Exercise requirements ::
Copy each line that contains the word "Enterprise".

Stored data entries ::
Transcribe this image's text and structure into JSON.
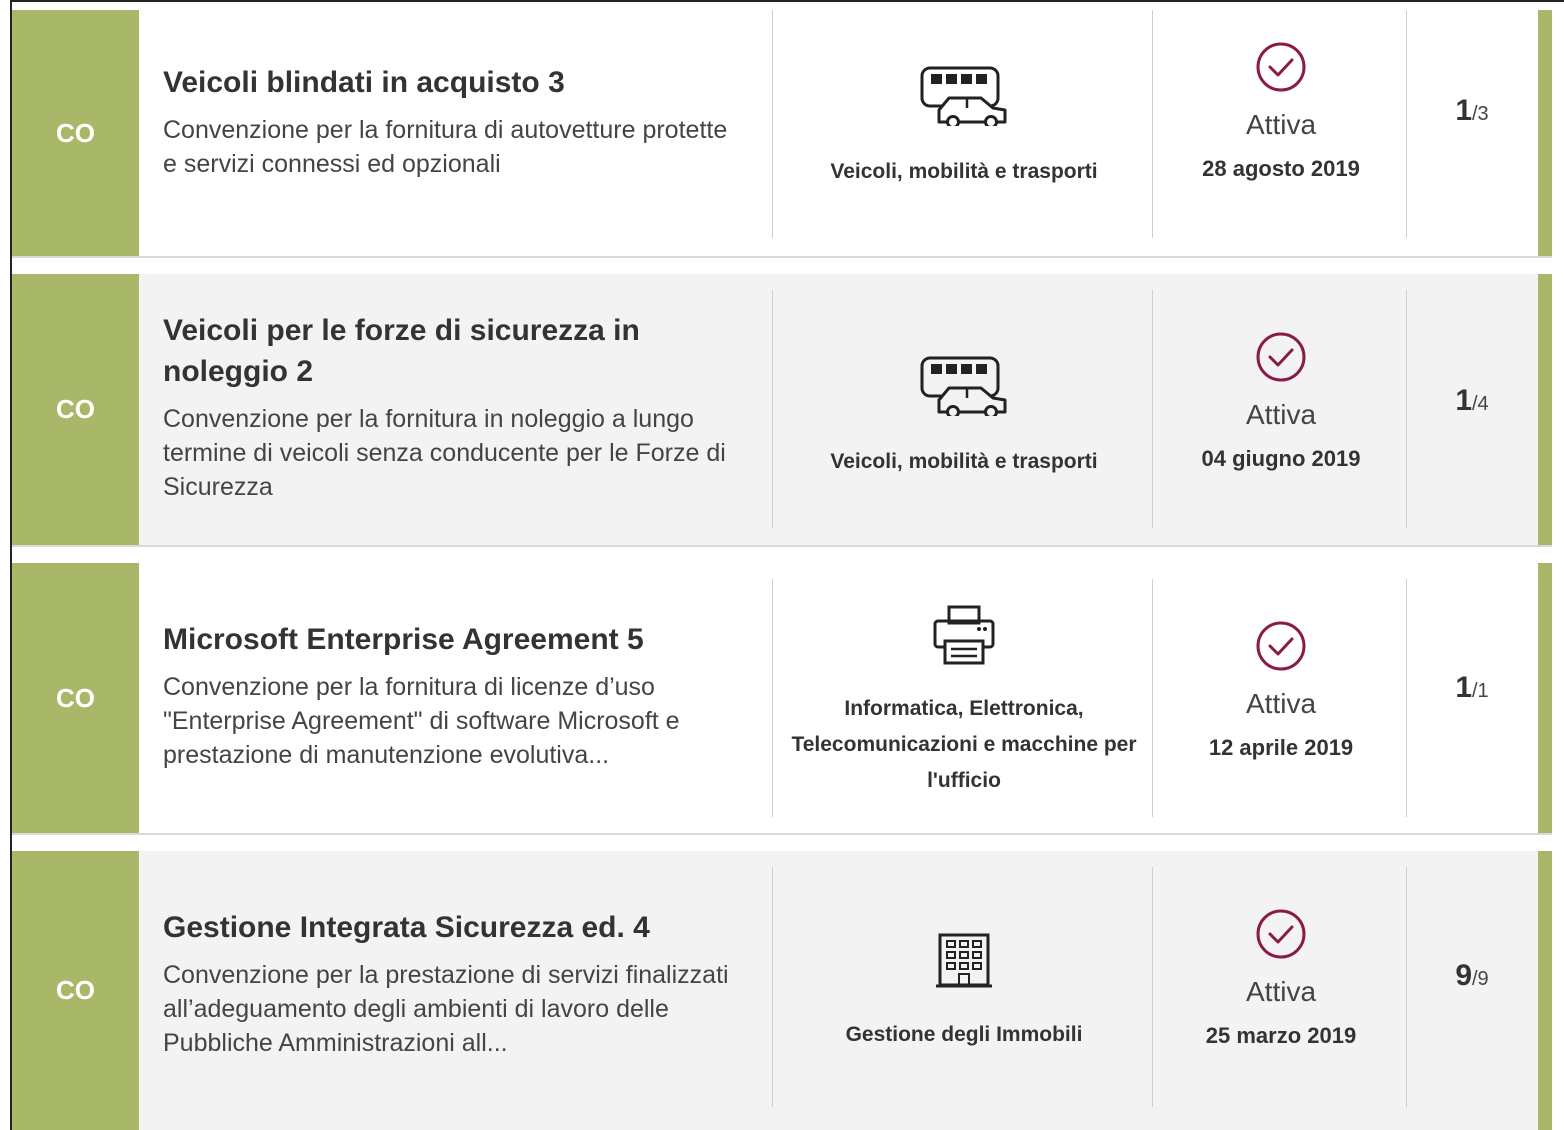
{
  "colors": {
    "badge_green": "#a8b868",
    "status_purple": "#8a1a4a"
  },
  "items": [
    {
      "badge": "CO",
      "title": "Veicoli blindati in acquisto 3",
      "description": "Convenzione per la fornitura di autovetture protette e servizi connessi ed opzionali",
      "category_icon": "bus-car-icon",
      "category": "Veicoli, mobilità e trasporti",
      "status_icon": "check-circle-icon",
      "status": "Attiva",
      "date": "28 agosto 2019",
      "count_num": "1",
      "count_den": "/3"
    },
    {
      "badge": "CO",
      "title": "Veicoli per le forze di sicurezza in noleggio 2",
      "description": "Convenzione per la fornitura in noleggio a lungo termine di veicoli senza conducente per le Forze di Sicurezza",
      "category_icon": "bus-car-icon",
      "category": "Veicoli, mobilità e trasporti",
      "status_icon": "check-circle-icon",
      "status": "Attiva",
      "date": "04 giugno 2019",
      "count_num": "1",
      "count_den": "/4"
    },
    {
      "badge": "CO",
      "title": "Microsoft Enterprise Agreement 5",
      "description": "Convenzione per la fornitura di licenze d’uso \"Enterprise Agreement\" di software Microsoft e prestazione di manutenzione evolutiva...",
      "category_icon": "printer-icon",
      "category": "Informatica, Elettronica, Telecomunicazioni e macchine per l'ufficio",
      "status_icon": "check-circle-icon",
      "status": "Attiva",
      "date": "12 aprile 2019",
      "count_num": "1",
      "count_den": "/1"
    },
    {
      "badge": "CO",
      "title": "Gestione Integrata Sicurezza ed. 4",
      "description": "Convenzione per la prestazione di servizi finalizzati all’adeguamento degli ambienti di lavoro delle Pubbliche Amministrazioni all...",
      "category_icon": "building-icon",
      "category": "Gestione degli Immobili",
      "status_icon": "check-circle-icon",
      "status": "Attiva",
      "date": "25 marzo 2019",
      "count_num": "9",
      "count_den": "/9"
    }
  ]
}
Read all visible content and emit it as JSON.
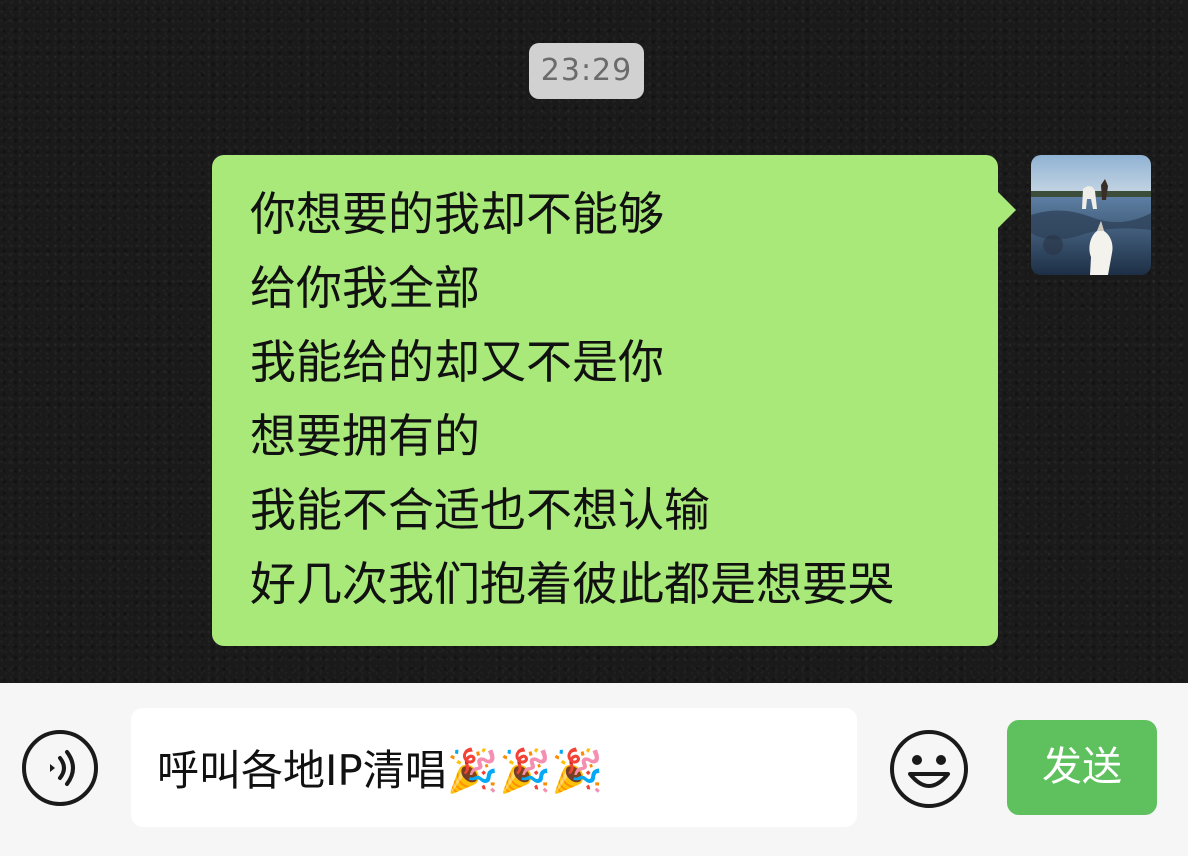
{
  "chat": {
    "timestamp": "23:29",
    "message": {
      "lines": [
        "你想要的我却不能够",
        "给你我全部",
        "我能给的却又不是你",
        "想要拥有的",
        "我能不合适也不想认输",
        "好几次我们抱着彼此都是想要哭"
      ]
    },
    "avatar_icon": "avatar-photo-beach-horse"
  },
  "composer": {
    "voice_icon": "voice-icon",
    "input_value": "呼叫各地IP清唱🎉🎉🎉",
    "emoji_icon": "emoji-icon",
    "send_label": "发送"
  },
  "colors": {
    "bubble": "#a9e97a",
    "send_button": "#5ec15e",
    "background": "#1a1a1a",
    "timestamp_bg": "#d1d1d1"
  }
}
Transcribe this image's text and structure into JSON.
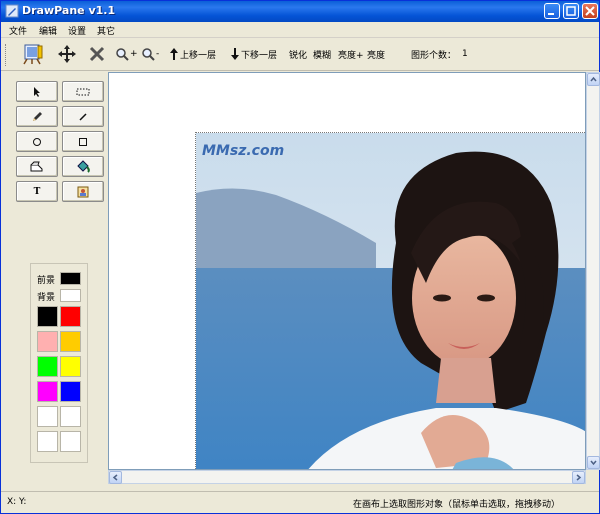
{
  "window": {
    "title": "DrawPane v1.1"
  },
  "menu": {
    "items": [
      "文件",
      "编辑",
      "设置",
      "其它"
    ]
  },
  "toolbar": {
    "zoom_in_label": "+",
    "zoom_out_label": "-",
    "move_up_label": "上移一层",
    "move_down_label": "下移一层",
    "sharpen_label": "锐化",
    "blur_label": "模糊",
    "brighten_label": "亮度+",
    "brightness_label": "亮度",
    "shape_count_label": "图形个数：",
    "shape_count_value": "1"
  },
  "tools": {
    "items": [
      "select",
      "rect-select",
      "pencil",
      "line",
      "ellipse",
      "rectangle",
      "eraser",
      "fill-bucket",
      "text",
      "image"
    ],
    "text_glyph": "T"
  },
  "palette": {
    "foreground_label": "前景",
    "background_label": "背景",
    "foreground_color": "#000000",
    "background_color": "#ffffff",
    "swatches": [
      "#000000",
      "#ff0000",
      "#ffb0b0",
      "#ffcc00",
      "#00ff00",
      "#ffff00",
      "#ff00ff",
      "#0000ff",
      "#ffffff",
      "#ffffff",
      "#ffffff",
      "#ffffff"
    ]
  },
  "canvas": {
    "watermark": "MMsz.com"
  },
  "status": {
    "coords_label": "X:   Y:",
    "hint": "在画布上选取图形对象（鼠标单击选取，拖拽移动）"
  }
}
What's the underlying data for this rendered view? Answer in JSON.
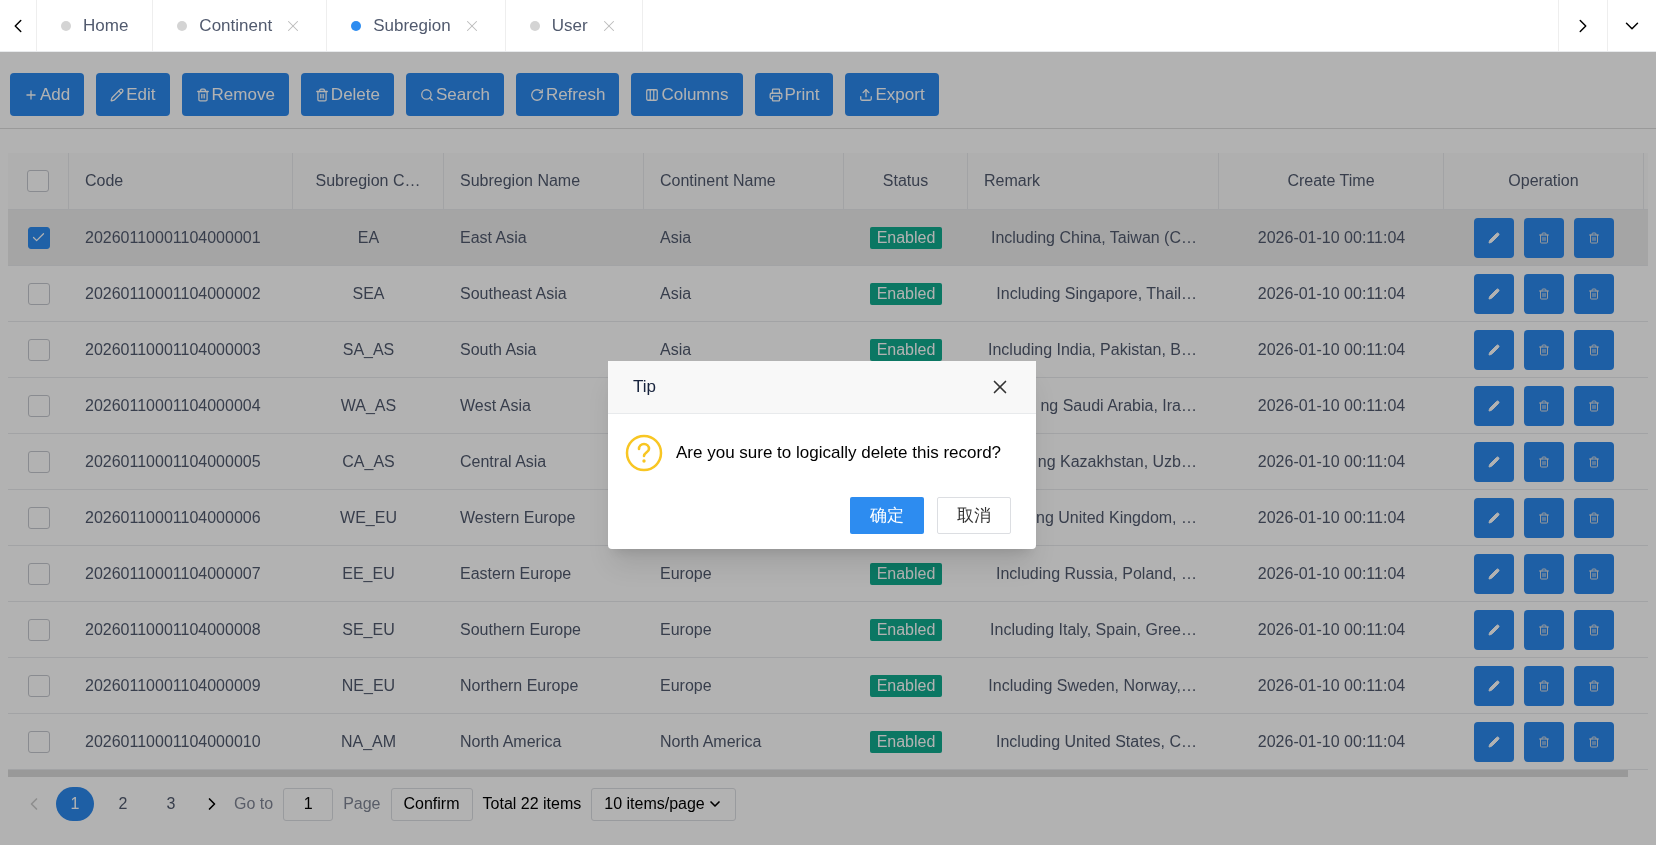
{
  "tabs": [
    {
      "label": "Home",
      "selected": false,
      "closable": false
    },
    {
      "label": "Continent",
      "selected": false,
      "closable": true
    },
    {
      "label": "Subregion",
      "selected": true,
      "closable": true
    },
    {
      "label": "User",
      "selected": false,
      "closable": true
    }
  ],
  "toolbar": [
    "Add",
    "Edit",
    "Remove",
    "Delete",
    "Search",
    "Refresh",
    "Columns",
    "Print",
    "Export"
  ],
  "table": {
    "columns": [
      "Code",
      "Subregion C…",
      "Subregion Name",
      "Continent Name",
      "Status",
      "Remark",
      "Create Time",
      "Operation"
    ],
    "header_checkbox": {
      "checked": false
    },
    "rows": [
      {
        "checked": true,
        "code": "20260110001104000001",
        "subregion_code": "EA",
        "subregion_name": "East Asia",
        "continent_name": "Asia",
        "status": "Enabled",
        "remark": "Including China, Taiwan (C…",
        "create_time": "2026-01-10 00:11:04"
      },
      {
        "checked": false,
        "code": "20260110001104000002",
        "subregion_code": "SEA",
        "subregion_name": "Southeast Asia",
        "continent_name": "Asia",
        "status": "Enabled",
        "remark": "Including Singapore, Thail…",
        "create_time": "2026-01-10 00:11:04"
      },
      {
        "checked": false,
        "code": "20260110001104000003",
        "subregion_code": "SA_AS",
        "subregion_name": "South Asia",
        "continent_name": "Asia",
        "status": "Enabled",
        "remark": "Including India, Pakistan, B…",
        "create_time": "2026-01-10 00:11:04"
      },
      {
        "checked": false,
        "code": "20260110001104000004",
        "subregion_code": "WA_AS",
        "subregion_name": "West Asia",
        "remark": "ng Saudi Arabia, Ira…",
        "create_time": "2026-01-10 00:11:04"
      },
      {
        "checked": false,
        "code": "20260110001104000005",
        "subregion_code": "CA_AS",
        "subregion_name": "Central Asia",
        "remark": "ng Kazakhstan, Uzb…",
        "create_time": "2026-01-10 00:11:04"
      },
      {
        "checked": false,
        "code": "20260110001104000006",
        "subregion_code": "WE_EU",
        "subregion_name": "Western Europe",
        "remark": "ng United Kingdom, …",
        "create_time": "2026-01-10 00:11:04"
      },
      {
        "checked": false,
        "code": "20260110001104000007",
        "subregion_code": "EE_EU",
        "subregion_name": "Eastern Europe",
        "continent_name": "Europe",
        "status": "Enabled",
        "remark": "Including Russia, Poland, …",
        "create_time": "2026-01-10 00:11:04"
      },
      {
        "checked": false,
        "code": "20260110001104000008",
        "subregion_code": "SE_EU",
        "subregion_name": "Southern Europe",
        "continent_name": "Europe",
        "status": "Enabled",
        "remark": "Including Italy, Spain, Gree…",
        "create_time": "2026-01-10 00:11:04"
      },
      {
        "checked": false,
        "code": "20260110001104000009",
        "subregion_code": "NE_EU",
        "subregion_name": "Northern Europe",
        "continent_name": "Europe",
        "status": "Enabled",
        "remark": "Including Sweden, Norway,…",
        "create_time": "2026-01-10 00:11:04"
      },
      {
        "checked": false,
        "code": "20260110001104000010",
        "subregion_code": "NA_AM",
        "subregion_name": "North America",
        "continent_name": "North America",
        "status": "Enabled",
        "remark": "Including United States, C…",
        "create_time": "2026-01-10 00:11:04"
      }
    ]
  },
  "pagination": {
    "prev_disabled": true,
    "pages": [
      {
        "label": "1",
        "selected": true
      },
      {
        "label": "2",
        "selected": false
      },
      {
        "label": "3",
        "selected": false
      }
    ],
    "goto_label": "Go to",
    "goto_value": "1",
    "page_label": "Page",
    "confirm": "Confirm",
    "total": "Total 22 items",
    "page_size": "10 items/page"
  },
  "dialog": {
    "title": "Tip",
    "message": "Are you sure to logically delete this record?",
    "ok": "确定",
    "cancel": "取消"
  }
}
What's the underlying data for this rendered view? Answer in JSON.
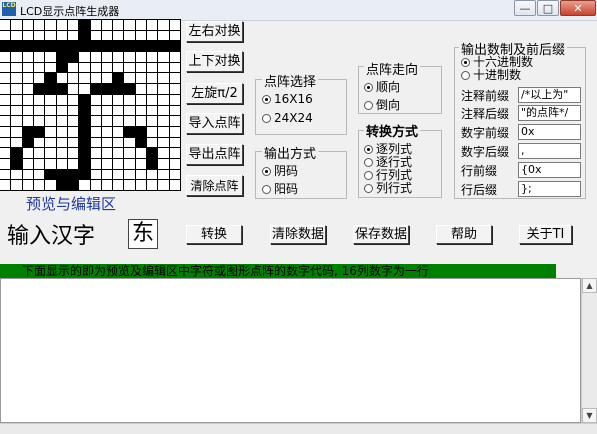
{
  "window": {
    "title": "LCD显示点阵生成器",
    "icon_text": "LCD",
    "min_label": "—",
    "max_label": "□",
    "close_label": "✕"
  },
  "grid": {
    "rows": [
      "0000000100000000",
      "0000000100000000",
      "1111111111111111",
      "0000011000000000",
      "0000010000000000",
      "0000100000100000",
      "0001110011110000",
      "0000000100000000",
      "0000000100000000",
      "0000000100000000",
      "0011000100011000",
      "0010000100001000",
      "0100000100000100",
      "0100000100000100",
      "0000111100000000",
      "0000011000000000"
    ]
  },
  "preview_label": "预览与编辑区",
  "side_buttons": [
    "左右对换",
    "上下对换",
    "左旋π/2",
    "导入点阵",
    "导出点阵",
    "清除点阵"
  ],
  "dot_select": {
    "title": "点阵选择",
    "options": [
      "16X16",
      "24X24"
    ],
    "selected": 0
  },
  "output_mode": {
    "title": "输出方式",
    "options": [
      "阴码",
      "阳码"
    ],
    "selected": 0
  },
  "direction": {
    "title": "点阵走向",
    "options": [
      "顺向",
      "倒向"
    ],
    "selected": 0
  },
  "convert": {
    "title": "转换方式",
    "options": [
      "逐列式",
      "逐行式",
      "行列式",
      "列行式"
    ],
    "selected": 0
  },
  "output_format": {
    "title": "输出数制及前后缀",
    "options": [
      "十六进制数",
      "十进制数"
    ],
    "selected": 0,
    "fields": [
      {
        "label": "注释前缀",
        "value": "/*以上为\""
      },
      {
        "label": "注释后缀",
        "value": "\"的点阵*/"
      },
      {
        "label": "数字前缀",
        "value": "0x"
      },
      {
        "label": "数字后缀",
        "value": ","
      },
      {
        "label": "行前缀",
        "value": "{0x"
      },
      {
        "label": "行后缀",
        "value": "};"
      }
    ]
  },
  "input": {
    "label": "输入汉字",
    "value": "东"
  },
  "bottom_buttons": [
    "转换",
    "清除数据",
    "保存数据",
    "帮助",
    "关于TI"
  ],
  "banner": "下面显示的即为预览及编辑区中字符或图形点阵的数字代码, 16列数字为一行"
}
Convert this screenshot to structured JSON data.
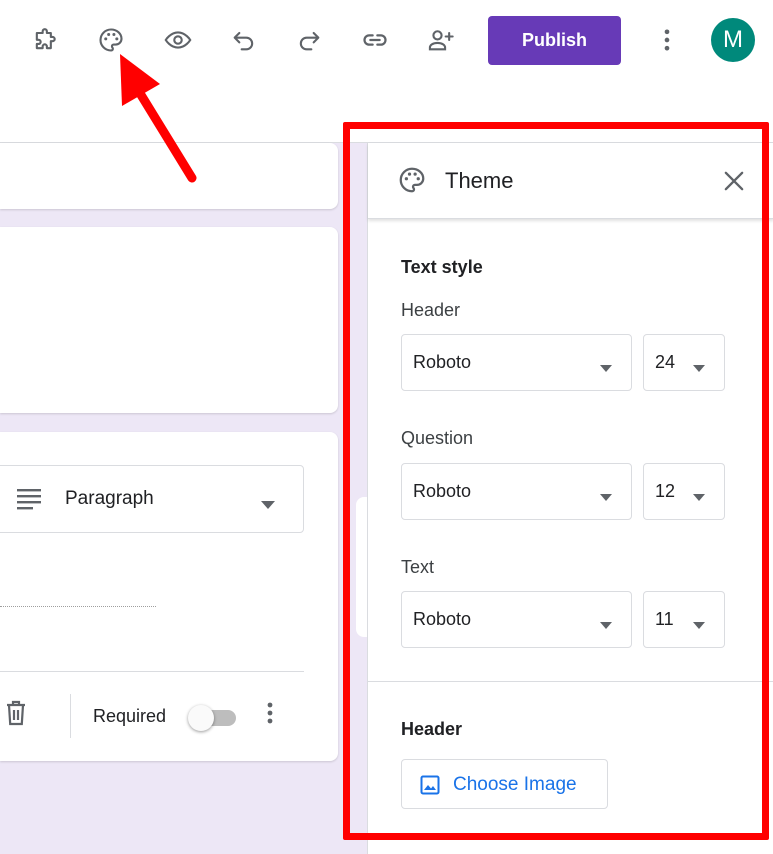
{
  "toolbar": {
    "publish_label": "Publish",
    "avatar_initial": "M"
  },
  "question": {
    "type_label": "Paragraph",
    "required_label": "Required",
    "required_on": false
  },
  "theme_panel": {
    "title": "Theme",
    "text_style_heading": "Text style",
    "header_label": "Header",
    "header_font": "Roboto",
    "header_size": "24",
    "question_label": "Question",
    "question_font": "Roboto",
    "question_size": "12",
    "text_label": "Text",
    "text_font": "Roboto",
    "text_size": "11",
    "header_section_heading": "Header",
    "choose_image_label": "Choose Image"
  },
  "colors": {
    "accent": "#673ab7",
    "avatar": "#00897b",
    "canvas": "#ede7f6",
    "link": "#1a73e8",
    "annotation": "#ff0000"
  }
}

Result below ::
      "title": "Microsoft Enterprise Agreement 5",
      "description": "Convenzione per la fornitura di licenze d’uso \"Enterprise Agreement\" di software Microsoft e prestazione di manutenzione evolutiva...",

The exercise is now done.